__Given exercise__
Count every line in the data below where "skalė" occurs, then state that number and nothing more.

[Start Data shown]

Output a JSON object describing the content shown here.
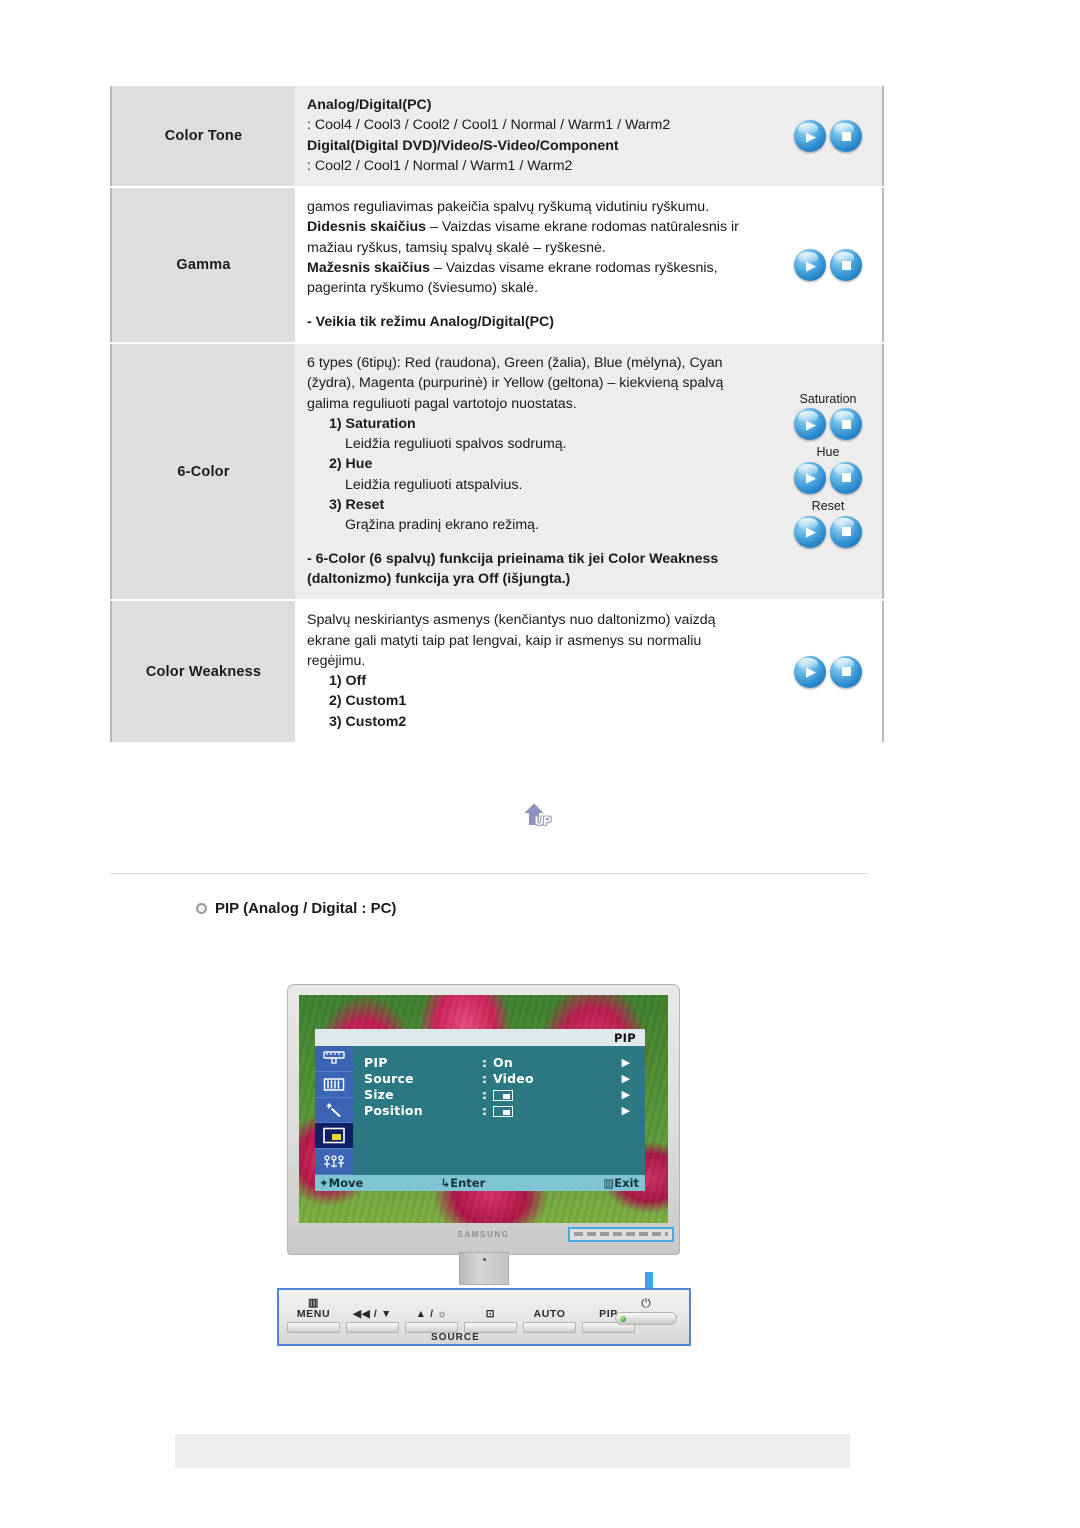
{
  "table": {
    "rows": [
      {
        "label": "Color Tone",
        "blocks": [
          {
            "type": "bold",
            "text": "Analog/Digital(PC)"
          },
          {
            "type": "plain",
            "text": ": Cool4 / Cool3 / Cool2 / Cool1 / Normal / Warm1 / Warm2"
          },
          {
            "type": "bold",
            "text": "Digital(Digital DVD)/Video/S-Video/Component"
          },
          {
            "type": "plain",
            "text": ": Cool2 / Cool1 / Normal / Warm1 / Warm2"
          }
        ],
        "icons": [
          {
            "label": "",
            "buttons": [
              "play-icon",
              "enter-icon"
            ]
          }
        ]
      },
      {
        "label": "Gamma",
        "blocks": [
          {
            "type": "plain",
            "text": "gamos reguliavimas pakeičia spalvų ryškumą vidutiniu ryškumu."
          },
          {
            "type": "mixed",
            "bold": "Didesnis skaičius",
            "rest": " – Vaizdas visame ekrane rodomas natūralesnis ir mažiau ryškus, tamsių spalvų skalė – ryškesnė."
          },
          {
            "type": "mixed",
            "bold": "Mažesnis skaičius",
            "rest": " – Vaizdas visame ekrane rodomas ryškesnis, pagerinta ryškumo (šviesumo) skalė."
          },
          {
            "type": "gap"
          },
          {
            "type": "bold",
            "text": "- Veikia tik režimu Analog/Digital(PC)"
          }
        ],
        "icons": [
          {
            "label": "",
            "buttons": [
              "play-icon",
              "enter-icon"
            ]
          }
        ]
      },
      {
        "label": "6-Color",
        "blocks": [
          {
            "type": "plain",
            "text": "6 types (6tipų): Red (raudona), Green (žalia), Blue (mėlyna), Cyan (žydra), Magenta (purpurinė) ir Yellow (geltona) – kiekvieną spalvą galima reguliuoti pagal vartotojo nuostatas."
          },
          {
            "type": "bold-indent",
            "text": "1) Saturation"
          },
          {
            "type": "plain-indent2",
            "text": "Leidžia reguliuoti spalvos sodrumą."
          },
          {
            "type": "bold-indent",
            "text": "2) Hue"
          },
          {
            "type": "plain-indent2",
            "text": "Leidžia reguliuoti atspalvius."
          },
          {
            "type": "bold-indent",
            "text": "3) Reset"
          },
          {
            "type": "plain-indent2",
            "text": "Grąžina pradinį ekrano režimą."
          },
          {
            "type": "gap"
          },
          {
            "type": "bold",
            "text": "- 6-Color (6 spalvų) funkcija prieinama tik jei Color Weakness (daltonizmo) funkcija yra Off (išjungta.)"
          }
        ],
        "icons": [
          {
            "label": "Saturation",
            "buttons": [
              "play-icon",
              "enter-icon"
            ]
          },
          {
            "label": "Hue",
            "buttons": [
              "play-icon",
              "enter-icon"
            ]
          },
          {
            "label": "Reset",
            "buttons": [
              "play-icon",
              "enter-icon"
            ]
          }
        ]
      },
      {
        "label": "Color Weakness",
        "blocks": [
          {
            "type": "plain",
            "text": "Spalvų neskiriantys asmenys (kenčiantys nuo daltonizmo) vaizdą ekrane gali matyti taip pat lengvai, kaip ir asmenys su normaliu regėjimu."
          },
          {
            "type": "bold-indent",
            "text": "1) Off"
          },
          {
            "type": "bold-indent",
            "text": "2) Custom1"
          },
          {
            "type": "bold-indent",
            "text": "3) Custom2"
          }
        ],
        "icons": [
          {
            "label": "",
            "buttons": [
              "play-icon",
              "enter-icon"
            ]
          }
        ]
      }
    ]
  },
  "up_button": {
    "label": "UP"
  },
  "section": {
    "pip_heading": "PIP (Analog / Digital : PC)"
  },
  "osd": {
    "title": "PIP",
    "rows": [
      {
        "name": "PIP",
        "colon": ":",
        "value": "On",
        "value_type": "text",
        "arrow": "▶"
      },
      {
        "name": "Source",
        "colon": ":",
        "value": "Video",
        "value_type": "text",
        "arrow": "▶"
      },
      {
        "name": "Size",
        "colon": ":",
        "value": "",
        "value_type": "box",
        "arrow": "▶"
      },
      {
        "name": "Position",
        "colon": ":",
        "value": "",
        "value_type": "box",
        "arrow": "▶"
      }
    ],
    "footer": {
      "move": "Move",
      "enter": "Enter",
      "exit": "Exit"
    },
    "sidebar_icons": [
      "brightness-contrast-icon",
      "color-bars-icon",
      "image-magic-icon",
      "pip-icon",
      "setup-icon"
    ]
  },
  "monitor": {
    "brand": "SAMSUNG"
  },
  "control_panel": {
    "buttons": [
      {
        "glyph": "▥",
        "label": "MENU"
      },
      {
        "glyph": "",
        "label": "◀◀ / ▼"
      },
      {
        "glyph": "",
        "label": "▲ / ☼"
      },
      {
        "glyph": "⊡",
        "label": ""
      },
      {
        "glyph": "",
        "label": "AUTO"
      },
      {
        "glyph": "",
        "label": "PIP"
      }
    ],
    "source_label": "SOURCE",
    "power_glyph": "⏻"
  },
  "colors": {
    "table_label_bg": "#dedede",
    "table_desc_bg": "#ededed",
    "osd_body": "#2c7882",
    "osd_sidebar": "#3b64b4",
    "osd_selected": "#101f63",
    "osd_footer": "#7fc4d3",
    "osd_title_bar": "#dfe9ec",
    "accent_blue": "#4f86d8",
    "button_blue": "#2f8fd0"
  }
}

[End Data shown]

__Output for this task__
2